Challenge =
Please print the full listing exactly.

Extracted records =
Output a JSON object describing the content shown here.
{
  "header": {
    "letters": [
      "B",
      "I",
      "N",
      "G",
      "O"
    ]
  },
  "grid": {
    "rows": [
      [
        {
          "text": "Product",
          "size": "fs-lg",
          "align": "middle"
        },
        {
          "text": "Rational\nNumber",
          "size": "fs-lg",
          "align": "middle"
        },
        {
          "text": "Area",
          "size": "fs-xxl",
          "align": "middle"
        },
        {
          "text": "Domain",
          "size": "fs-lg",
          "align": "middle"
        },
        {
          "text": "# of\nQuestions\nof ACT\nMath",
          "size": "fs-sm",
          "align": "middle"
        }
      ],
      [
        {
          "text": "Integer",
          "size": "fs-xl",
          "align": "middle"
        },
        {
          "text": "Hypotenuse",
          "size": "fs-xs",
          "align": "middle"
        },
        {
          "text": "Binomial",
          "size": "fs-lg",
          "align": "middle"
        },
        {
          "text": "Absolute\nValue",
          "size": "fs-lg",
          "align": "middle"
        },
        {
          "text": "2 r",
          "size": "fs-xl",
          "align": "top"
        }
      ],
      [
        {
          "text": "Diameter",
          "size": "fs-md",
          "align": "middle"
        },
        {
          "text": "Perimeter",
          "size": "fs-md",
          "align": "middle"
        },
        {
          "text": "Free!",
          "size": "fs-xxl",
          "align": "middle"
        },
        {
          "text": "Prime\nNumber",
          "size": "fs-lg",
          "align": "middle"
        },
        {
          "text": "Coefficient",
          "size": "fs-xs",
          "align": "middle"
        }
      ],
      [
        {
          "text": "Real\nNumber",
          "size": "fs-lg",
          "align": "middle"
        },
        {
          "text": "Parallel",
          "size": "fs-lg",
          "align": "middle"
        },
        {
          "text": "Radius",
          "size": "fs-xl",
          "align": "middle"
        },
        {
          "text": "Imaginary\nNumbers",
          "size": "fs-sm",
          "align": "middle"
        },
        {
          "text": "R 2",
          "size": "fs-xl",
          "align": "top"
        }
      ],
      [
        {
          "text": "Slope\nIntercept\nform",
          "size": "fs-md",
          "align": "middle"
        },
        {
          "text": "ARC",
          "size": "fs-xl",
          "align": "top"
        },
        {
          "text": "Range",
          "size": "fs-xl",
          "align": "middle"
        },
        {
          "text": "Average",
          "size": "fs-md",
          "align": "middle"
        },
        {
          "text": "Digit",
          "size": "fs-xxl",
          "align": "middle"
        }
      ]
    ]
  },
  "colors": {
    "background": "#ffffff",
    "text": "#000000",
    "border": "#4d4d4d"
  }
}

The solution =
Output a JSON object describing the content shown here.
{
  "header": {
    "letters": [
      "B",
      "I",
      "N",
      "G",
      "O"
    ]
  },
  "grid": {
    "rows": [
      [
        {
          "text": "Product",
          "size": "fs-lg",
          "align": "middle"
        },
        {
          "text": "Rational\nNumber",
          "size": "fs-lg",
          "align": "middle"
        },
        {
          "text": "Area",
          "size": "fs-xxl",
          "align": "middle"
        },
        {
          "text": "Domain",
          "size": "fs-lg",
          "align": "middle"
        },
        {
          "text": "# of\nQuestions\nof ACT\nMath",
          "size": "fs-sm",
          "align": "middle"
        }
      ],
      [
        {
          "text": "Integer",
          "size": "fs-xl",
          "align": "middle"
        },
        {
          "text": "Hypotenuse",
          "size": "fs-xs",
          "align": "middle"
        },
        {
          "text": "Binomial",
          "size": "fs-lg",
          "align": "middle"
        },
        {
          "text": "Absolute\nValue",
          "size": "fs-lg",
          "align": "middle"
        },
        {
          "text": "2 r",
          "size": "fs-xl",
          "align": "top"
        }
      ],
      [
        {
          "text": "Diameter",
          "size": "fs-md",
          "align": "middle"
        },
        {
          "text": "Perimeter",
          "size": "fs-md",
          "align": "middle"
        },
        {
          "text": "Free!",
          "size": "fs-xxl",
          "align": "middle"
        },
        {
          "text": "Prime\nNumber",
          "size": "fs-lg",
          "align": "middle"
        },
        {
          "text": "Coefficient",
          "size": "fs-xs",
          "align": "middle"
        }
      ],
      [
        {
          "text": "Real\nNumber",
          "size": "fs-lg",
          "align": "middle"
        },
        {
          "text": "Parallel",
          "size": "fs-lg",
          "align": "middle"
        },
        {
          "text": "Radius",
          "size": "fs-xl",
          "align": "middle"
        },
        {
          "text": "Imaginary\nNumbers",
          "size": "fs-sm",
          "align": "middle"
        },
        {
          "text": "R 2",
          "size": "fs-xl",
          "align": "top"
        }
      ],
      [
        {
          "text": "Slope\nIntercept\nform",
          "size": "fs-md",
          "align": "middle"
        },
        {
          "text": "ARC",
          "size": "fs-xl",
          "align": "top"
        },
        {
          "text": "Range",
          "size": "fs-xl",
          "align": "middle"
        },
        {
          "text": "Average",
          "size": "fs-md",
          "align": "middle"
        },
        {
          "text": "Digit",
          "size": "fs-xxl",
          "align": "middle"
        }
      ]
    ]
  },
  "colors": {
    "background": "#ffffff",
    "text": "#000000",
    "border": "#4d4d4d"
  }
}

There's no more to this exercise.